## Start Exercise input
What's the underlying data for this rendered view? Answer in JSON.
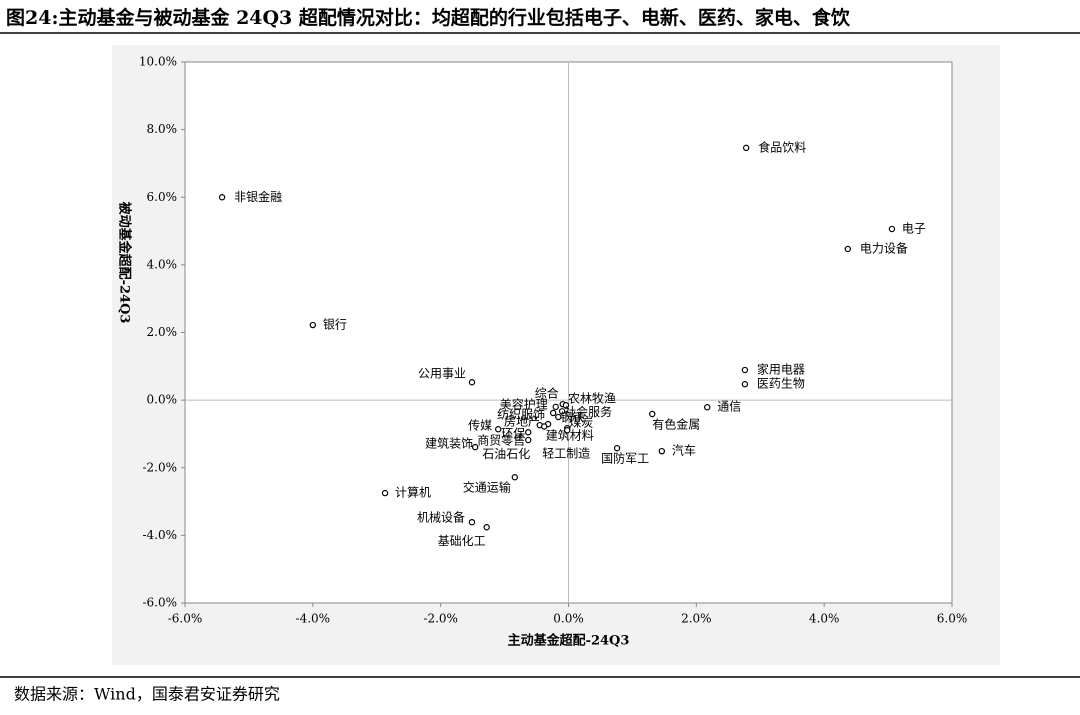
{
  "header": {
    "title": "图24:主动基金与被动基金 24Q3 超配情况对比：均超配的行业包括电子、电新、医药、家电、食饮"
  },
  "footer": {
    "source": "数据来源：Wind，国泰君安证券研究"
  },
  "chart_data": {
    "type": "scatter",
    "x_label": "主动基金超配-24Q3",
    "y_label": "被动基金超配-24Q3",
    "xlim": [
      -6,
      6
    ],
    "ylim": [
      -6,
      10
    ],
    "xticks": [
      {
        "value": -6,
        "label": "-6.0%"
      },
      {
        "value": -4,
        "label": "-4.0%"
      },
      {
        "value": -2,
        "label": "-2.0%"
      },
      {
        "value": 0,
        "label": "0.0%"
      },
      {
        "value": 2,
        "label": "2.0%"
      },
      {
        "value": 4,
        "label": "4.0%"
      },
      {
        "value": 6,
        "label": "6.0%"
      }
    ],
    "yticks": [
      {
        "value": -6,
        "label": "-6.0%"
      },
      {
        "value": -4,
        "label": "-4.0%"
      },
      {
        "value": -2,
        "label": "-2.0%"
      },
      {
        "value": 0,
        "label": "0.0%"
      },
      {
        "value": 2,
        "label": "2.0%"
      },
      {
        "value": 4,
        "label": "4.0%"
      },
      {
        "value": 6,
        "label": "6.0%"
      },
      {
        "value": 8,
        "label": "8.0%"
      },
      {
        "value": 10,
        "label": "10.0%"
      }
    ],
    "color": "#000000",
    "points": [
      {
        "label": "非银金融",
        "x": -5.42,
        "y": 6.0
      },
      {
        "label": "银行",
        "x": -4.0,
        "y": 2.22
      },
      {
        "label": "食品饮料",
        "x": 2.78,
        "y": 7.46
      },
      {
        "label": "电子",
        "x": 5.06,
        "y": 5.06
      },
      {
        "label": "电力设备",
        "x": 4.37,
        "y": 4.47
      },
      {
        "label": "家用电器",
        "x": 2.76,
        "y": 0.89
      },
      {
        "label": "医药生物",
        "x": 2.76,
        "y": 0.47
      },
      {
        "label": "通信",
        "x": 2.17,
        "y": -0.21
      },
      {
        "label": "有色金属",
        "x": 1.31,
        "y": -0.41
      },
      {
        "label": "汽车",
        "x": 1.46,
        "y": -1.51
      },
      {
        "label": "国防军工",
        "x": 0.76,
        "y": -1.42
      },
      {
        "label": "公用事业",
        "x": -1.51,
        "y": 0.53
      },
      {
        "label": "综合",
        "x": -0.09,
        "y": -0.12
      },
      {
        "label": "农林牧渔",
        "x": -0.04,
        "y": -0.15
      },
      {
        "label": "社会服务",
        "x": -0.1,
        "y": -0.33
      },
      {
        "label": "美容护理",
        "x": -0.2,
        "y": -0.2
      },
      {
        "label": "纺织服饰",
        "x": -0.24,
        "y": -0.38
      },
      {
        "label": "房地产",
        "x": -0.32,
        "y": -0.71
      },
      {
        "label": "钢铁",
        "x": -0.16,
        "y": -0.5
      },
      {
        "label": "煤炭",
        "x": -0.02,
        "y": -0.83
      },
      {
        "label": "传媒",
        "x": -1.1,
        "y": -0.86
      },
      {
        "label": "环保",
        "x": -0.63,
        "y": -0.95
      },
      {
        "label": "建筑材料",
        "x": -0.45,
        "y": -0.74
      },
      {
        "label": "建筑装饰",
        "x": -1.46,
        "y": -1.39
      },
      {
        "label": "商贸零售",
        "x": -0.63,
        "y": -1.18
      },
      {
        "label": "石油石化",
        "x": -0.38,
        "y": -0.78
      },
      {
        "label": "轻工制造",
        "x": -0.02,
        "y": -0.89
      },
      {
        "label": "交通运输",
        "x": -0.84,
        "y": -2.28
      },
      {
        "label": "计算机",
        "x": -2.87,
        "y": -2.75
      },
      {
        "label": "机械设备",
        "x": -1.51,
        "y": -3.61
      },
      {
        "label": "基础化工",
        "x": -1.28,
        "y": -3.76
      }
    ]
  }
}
## End Exercise input
## Start Exercise input
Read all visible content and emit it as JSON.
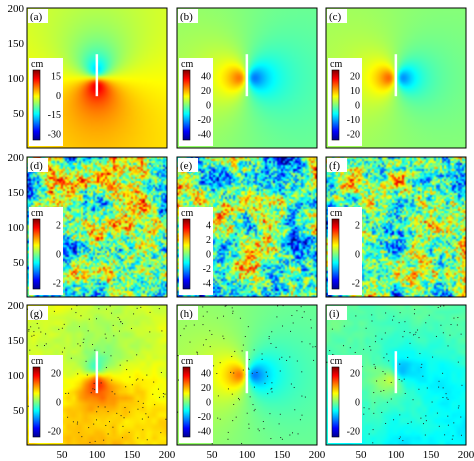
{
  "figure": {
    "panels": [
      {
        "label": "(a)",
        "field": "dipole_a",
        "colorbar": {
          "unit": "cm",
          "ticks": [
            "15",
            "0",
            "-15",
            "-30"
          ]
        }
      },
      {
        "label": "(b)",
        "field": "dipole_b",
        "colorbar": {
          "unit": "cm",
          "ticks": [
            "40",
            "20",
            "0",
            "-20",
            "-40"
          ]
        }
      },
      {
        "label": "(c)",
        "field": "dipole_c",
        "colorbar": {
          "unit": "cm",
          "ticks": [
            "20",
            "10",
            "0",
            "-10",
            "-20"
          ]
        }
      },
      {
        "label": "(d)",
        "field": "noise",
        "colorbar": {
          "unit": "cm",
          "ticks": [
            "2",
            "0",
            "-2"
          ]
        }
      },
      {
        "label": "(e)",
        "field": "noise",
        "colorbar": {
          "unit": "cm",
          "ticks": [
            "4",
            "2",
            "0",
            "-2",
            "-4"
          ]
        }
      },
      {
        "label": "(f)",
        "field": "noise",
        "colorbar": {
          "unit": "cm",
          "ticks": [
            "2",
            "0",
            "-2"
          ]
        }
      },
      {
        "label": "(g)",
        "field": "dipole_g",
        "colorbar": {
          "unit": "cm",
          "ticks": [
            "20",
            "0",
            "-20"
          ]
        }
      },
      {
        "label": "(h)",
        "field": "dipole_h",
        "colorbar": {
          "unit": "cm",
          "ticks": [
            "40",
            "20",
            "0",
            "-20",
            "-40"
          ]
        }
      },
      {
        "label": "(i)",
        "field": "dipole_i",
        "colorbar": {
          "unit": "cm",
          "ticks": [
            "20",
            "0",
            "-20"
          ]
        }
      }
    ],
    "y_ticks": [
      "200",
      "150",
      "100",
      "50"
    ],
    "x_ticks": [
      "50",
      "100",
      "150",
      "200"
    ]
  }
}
## End Exercise input
**Exercise description**
Give back only a number, the number of lines where the string "field" occurs.

**Output of the task**
9